### RECORDS PROVIDED:
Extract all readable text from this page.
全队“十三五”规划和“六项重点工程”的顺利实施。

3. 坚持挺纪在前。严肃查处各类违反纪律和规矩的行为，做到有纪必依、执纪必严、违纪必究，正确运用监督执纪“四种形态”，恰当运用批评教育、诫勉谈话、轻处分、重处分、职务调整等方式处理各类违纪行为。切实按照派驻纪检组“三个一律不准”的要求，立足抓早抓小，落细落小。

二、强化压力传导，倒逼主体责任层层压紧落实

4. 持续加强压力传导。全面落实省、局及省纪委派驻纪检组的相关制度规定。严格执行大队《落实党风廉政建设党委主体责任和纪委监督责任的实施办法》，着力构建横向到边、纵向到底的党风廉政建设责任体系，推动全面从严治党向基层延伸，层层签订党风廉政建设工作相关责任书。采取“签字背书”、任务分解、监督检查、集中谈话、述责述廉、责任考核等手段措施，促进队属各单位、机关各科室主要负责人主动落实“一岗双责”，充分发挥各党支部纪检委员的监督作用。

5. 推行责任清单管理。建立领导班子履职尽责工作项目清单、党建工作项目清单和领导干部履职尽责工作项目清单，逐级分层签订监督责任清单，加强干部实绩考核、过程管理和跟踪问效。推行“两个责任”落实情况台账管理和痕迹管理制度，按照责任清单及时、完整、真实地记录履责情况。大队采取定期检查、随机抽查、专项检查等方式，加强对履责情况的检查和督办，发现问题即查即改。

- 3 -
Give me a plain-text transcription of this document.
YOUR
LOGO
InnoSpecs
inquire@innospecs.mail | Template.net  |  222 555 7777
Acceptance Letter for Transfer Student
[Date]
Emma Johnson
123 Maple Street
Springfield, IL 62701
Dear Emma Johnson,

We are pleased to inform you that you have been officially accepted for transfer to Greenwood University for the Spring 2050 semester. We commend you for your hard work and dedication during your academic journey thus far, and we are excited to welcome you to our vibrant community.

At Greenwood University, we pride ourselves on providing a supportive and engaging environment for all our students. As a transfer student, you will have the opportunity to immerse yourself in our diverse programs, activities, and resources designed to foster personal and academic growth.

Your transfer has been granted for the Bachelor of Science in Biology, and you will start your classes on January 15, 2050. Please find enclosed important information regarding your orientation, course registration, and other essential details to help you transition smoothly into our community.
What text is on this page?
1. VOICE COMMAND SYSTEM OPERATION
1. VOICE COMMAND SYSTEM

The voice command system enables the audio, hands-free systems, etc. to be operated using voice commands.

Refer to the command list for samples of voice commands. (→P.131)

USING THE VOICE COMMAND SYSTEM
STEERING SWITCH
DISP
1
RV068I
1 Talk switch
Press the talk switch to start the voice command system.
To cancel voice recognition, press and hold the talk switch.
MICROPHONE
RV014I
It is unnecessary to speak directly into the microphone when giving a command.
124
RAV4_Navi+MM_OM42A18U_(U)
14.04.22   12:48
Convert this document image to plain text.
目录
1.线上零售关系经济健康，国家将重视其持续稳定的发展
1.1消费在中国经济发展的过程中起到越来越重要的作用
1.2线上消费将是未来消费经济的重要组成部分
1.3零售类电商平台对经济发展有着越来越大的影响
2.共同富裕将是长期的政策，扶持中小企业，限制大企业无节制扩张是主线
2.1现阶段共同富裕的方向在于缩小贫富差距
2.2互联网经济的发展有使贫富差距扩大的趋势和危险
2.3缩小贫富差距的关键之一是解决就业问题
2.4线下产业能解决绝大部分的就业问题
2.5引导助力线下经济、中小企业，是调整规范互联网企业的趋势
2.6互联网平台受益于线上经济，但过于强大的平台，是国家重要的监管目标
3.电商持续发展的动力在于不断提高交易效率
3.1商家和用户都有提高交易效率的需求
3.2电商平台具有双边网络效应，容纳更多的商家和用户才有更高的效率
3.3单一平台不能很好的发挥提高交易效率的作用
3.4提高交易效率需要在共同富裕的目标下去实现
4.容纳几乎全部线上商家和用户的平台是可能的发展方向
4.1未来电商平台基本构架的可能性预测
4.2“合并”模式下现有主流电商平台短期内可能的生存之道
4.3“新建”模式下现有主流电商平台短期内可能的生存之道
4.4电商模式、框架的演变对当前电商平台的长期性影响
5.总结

### TO DO:
Return the listing above word for word.

### CORRECT RESPONSE:
Extract all readable text from this page.
全队“十三五”规划和“六项重点工程”的顺利实施。

3. 坚持挺纪在前。严肃查处各类违反纪律和规矩的行为，做到有纪必依、执纪必严、违纪必究，正确运用监督执纪“四种形态”，恰当运用批评教育、诫勉谈话、轻处分、重处分、职务调整等方式处理各类违纪行为。切实按照派驻纪检组“三个一律不准”的要求，立足抓早抓小，落细落小。

二、强化压力传导，倒逼主体责任层层压紧落实

4. 持续加强压力传导。全面落实省、局及省纪委派驻纪检组的相关制度规定。严格执行大队《落实党风廉政建设党委主体责任和纪委监督责任的实施办法》，着力构建横向到边、纵向到底的党风廉政建设责任体系，推动全面从严治党向基层延伸，层层签订党风廉政建设工作相关责任书。采取“签字背书”、任务分解、监督检查、集中谈话、述责述廉、责任考核等手段措施，促进队属各单位、机关各科室主要负责人主动落实“一岗双责”，充分发挥各党支部纪检委员的监督作用。

5. 推行责任清单管理。建立领导班子履职尽责工作项目清单、党建工作项目清单和领导干部履职尽责工作项目清单，逐级分层签订监督责任清单，加强干部实绩考核、过程管理和跟踪问效。推行“两个责任”落实情况台账管理和痕迹管理制度，按照责任清单及时、完整、真实地记录履责情况。大队采取定期检查、随机抽查、专项检查等方式，加强对履责情况的检查和督办，发现问题即查即改。

- 3 -
Give me a plain-text transcription of this document.
YOUR
LOGO
InnoSpecs
inquire@innospecs.mail | Template.net  |  222 555 7777
Acceptance Letter for Transfer Student
[Date]
Emma Johnson
123 Maple Street
Springfield, IL 62701
Dear Emma Johnson,

We are pleased to inform you that you have been officially accepted for transfer to Greenwood University for the Spring 2050 semester. We commend you for your hard work and dedication during your academic journey thus far, and we are excited to welcome you to our vibrant community.

At Greenwood University, we pride ourselves on providing a supportive and engaging environment for all our students. As a transfer student, you will have the opportunity to immerse yourself in our diverse programs, activities, and resources designed to foster personal and academic growth.

Your transfer has been granted for the Bachelor of Science in Biology, and you will start your classes on January 15, 2050. Please find enclosed important information regarding your orientation, course registration, and other essential details to help you transition smoothly into our community.
What text is on this page?
1. VOICE COMMAND SYSTEM OPERATION
1. VOICE COMMAND SYSTEM

The voice command system enables the audio, hands-free systems, etc. to be operated using voice commands.

Refer to the command list for samples of voice commands. (→P.131)

USING THE VOICE COMMAND SYSTEM
STEERING SWITCH
DISP
1
RV068I
1 Talk switch
Press the talk switch to start the voice command system.
To cancel voice recognition, press and hold the talk switch.
MICROPHONE
RV014I
It is unnecessary to speak directly into the microphone when giving a command.
124
RAV4_Navi+MM_OM42A18U_(U)
14.04.22   12:48
Convert this document image to plain text.
目录
1.线上零售关系经济健康，国家将重视其持续稳定的发展
1.1消费在中国经济发展的过程中起到越来越重要的作用
1.2线上消费将是未来消费经济的重要组成部分
1.3零售类电商平台对经济发展有着越来越大的影响
2.共同富裕将是长期的政策，扶持中小企业，限制大企业无节制扩张是主线
2.1现阶段共同富裕的方向在于缩小贫富差距
2.2互联网经济的发展有使贫富差距扩大的趋势和危险
2.3缩小贫富差距的关键之一是解决就业问题
2.4线下产业能解决绝大部分的就业问题
2.5引导助力线下经济、中小企业，是调整规范互联网企业的趋势
2.6互联网平台受益于线上经济，但过于强大的平台，是国家重要的监管目标
3.电商持续发展的动力在于不断提高交易效率
3.1商家和用户都有提高交易效率的需求
3.2电商平台具有双边网络效应，容纳更多的商家和用户才有更高的效率
3.3单一平台不能很好的发挥提高交易效率的作用
3.4提高交易效率需要在共同富裕的目标下去实现
4.容纳几乎全部线上商家和用户的平台是可能的发展方向
4.1未来电商平台基本构架的可能性预测
4.2“合并”模式下现有主流电商平台短期内可能的生存之道
4.3“新建”模式下现有主流电商平台短期内可能的生存之道
4.4电商模式、框架的演变对当前电商平台的长期性影响
5.总结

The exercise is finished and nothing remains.